**Prompt:** Among the lines of this listing, determine how many contain the string "question". Answer with the number only.

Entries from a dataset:
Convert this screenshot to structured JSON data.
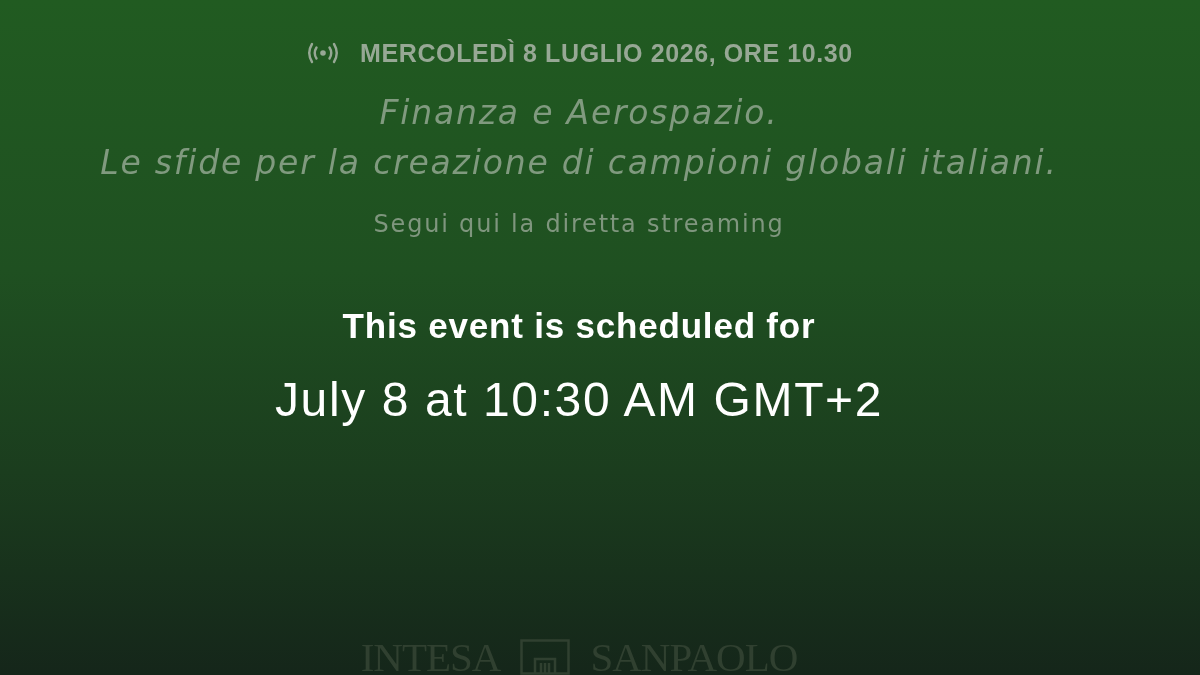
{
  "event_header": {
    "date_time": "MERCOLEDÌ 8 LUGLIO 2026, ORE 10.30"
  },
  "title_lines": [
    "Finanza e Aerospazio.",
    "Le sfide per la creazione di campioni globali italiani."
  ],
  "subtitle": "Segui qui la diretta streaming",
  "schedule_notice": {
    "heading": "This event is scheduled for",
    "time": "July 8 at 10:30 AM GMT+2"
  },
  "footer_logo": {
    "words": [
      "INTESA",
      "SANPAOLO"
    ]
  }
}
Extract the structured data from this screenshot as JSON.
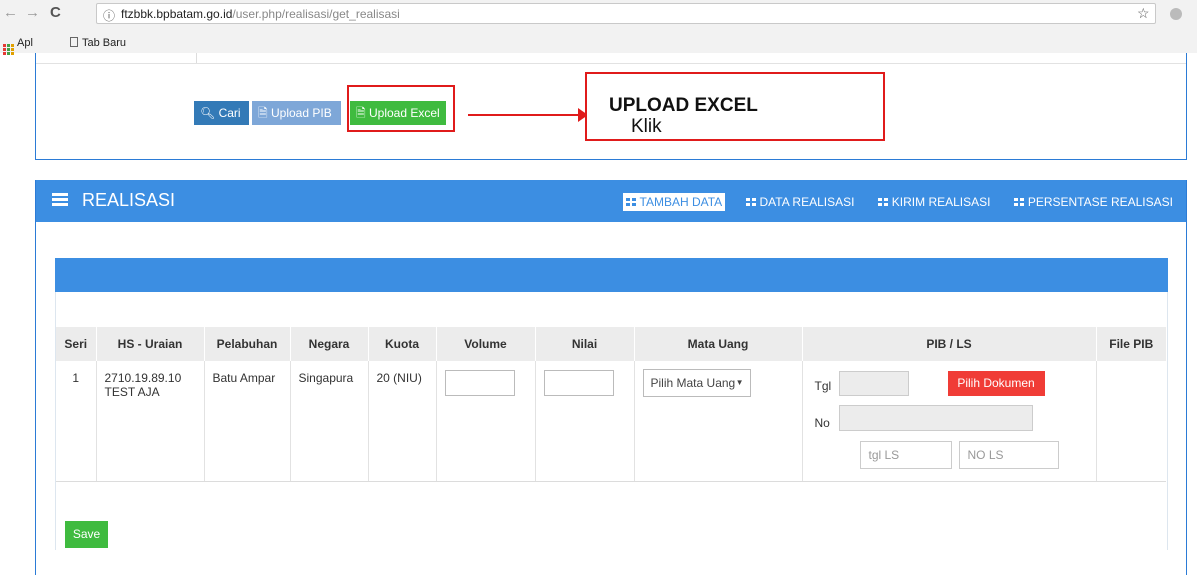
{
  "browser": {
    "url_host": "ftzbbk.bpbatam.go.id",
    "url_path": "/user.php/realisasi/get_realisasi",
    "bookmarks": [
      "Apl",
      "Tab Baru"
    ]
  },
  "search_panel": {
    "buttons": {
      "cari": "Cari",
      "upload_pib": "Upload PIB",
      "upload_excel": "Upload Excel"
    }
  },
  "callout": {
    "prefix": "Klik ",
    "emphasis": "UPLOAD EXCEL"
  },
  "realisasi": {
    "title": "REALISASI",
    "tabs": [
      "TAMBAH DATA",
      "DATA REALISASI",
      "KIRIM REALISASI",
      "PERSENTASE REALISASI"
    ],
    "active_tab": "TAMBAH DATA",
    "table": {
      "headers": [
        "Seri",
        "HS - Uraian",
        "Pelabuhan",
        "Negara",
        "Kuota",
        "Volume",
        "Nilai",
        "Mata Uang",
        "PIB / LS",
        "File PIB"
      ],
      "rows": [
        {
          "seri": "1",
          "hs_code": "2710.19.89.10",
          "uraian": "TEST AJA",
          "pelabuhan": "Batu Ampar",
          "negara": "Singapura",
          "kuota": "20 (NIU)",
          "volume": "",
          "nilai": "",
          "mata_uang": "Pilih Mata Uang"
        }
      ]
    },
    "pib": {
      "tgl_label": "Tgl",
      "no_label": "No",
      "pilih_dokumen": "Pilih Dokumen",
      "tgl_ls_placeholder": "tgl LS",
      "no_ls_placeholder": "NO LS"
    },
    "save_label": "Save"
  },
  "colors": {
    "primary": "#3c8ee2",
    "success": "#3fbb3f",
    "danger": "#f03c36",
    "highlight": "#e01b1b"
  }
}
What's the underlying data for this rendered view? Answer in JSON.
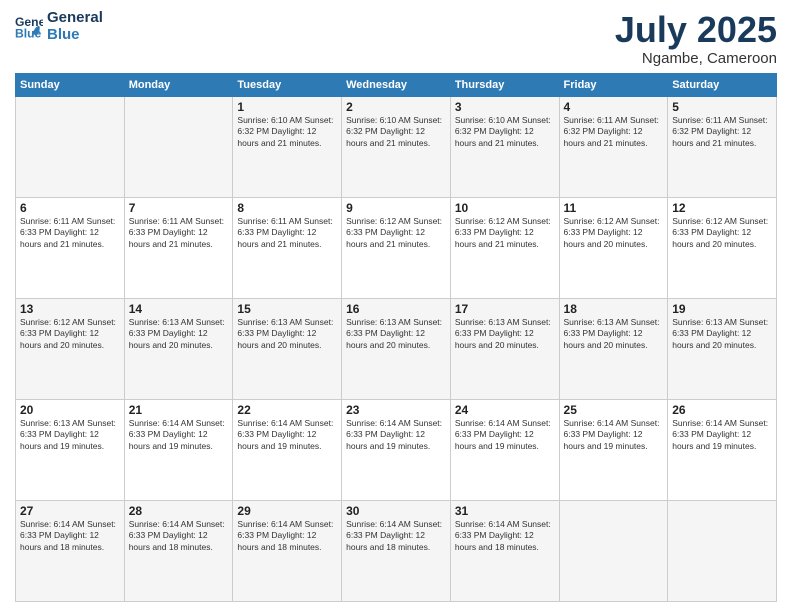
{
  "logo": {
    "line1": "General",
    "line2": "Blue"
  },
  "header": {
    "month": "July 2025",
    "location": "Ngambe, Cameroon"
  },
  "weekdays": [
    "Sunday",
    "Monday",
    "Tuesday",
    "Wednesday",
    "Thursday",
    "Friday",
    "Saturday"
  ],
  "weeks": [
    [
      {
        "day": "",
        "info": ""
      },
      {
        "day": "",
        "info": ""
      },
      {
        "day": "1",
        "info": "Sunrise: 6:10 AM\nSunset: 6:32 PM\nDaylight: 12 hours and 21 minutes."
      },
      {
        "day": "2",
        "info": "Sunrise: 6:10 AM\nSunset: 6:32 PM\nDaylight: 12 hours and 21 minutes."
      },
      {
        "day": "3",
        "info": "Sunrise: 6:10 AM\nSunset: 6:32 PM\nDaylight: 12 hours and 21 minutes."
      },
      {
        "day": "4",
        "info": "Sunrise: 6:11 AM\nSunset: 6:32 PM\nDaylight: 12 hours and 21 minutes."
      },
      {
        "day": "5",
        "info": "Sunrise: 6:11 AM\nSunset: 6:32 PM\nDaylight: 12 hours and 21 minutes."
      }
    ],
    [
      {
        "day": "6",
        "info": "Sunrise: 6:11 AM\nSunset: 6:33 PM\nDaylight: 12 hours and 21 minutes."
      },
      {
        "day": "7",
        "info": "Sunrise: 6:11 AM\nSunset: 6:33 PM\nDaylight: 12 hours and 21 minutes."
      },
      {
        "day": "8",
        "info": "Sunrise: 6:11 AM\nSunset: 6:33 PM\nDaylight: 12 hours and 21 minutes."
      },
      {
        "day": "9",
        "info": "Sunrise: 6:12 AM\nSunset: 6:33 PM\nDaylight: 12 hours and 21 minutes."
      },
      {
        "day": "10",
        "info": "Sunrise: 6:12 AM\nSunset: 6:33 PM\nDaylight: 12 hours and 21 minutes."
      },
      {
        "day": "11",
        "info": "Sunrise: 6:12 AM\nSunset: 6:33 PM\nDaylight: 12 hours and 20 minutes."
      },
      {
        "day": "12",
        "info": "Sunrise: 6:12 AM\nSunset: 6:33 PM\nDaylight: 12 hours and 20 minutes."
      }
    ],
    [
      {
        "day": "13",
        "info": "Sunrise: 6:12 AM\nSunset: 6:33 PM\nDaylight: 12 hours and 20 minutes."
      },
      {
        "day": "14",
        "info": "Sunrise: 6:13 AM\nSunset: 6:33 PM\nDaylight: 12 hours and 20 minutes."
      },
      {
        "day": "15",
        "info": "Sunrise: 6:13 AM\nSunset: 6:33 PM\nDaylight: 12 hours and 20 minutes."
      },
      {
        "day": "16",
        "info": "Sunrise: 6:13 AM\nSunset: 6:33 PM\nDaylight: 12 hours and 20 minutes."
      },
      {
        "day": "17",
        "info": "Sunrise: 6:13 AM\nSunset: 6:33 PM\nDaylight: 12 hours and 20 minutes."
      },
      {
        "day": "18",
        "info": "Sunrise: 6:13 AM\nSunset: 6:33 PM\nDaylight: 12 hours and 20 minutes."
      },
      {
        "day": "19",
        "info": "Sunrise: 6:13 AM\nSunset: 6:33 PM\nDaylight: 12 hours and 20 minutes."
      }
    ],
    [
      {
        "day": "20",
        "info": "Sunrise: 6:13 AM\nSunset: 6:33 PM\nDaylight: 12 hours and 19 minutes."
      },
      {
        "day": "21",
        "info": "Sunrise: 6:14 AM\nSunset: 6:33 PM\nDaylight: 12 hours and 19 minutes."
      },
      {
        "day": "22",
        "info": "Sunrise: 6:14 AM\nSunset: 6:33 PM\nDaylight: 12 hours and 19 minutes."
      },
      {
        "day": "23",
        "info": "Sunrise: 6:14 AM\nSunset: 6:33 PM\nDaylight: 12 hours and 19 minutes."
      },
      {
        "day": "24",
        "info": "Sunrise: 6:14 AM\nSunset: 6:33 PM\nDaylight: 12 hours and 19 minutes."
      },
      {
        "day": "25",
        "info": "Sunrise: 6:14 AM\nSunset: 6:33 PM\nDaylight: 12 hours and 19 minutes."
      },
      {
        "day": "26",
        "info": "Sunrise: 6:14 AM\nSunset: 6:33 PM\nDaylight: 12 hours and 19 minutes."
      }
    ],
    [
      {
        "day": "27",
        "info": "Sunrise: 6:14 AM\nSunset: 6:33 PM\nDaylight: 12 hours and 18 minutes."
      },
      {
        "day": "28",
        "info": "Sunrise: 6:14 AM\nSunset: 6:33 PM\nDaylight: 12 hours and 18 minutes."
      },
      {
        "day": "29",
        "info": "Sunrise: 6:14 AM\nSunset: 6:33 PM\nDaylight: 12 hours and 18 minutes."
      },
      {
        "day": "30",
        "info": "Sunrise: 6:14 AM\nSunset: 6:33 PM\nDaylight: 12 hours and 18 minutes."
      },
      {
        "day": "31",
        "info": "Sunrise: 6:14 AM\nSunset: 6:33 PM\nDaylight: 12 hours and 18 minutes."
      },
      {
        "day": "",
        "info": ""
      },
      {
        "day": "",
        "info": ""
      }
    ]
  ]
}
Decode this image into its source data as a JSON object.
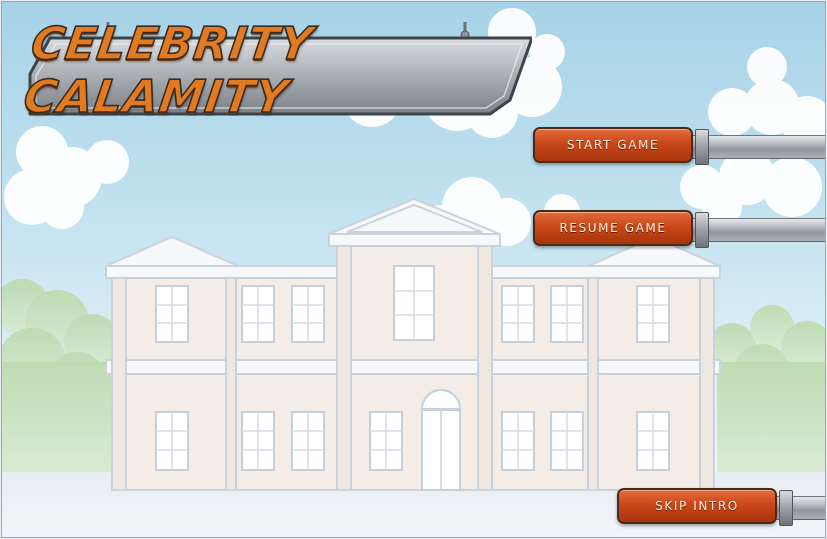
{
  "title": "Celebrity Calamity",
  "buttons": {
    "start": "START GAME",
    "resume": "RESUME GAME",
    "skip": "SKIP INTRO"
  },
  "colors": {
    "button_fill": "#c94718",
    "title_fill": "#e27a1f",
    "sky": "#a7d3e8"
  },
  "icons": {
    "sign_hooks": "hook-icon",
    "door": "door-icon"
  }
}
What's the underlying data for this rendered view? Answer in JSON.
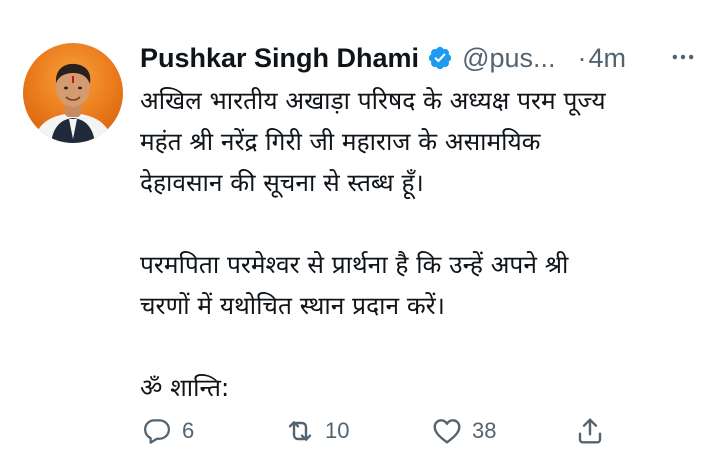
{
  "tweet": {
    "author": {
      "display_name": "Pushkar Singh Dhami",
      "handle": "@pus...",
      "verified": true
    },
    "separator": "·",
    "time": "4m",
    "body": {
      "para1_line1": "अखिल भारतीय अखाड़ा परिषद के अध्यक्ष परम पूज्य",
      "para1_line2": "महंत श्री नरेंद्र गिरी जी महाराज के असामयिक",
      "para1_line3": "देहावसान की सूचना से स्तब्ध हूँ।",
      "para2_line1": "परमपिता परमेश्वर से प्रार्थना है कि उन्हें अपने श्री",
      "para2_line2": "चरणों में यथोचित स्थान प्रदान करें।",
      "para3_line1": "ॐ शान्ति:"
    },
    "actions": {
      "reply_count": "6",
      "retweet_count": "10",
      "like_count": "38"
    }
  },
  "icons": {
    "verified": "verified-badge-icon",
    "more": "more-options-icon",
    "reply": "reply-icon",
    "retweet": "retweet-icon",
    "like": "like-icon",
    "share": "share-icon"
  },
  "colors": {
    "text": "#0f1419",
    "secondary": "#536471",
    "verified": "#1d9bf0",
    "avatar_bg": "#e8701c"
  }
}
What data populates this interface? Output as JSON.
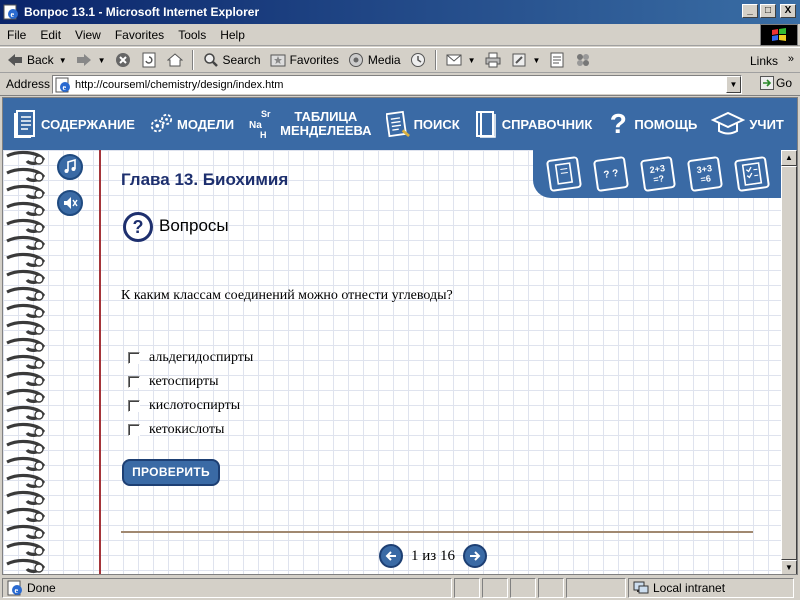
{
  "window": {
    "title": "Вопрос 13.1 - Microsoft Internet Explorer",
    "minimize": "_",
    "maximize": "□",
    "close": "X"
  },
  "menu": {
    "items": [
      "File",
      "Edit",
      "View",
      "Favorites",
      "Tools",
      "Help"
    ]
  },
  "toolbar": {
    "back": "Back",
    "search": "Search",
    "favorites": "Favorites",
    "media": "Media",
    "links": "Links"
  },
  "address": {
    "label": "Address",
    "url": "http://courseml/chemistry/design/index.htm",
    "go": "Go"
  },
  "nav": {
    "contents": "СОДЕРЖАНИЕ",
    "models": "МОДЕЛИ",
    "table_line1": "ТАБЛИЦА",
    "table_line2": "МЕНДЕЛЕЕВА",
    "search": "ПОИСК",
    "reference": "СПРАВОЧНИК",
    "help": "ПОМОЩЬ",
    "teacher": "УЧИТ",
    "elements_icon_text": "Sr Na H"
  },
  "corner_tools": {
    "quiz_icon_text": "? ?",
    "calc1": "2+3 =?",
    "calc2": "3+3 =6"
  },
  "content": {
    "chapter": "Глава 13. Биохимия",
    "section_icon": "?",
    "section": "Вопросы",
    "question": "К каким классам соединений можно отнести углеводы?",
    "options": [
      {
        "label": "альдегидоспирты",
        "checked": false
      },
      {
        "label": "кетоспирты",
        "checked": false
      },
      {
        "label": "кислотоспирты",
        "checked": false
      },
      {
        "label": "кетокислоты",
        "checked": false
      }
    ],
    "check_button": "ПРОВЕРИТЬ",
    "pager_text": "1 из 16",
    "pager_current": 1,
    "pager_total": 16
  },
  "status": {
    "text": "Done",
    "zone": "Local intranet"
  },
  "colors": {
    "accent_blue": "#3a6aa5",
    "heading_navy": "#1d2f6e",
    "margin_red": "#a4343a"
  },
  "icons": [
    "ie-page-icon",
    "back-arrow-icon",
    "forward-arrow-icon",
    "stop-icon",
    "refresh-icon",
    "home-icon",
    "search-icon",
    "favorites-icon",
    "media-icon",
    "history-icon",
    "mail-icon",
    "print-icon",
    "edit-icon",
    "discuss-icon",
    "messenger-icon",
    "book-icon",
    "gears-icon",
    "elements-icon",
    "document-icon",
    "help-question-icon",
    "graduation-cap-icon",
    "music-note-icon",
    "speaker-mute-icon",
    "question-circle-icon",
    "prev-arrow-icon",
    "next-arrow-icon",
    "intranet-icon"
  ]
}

**Worked answer:** 3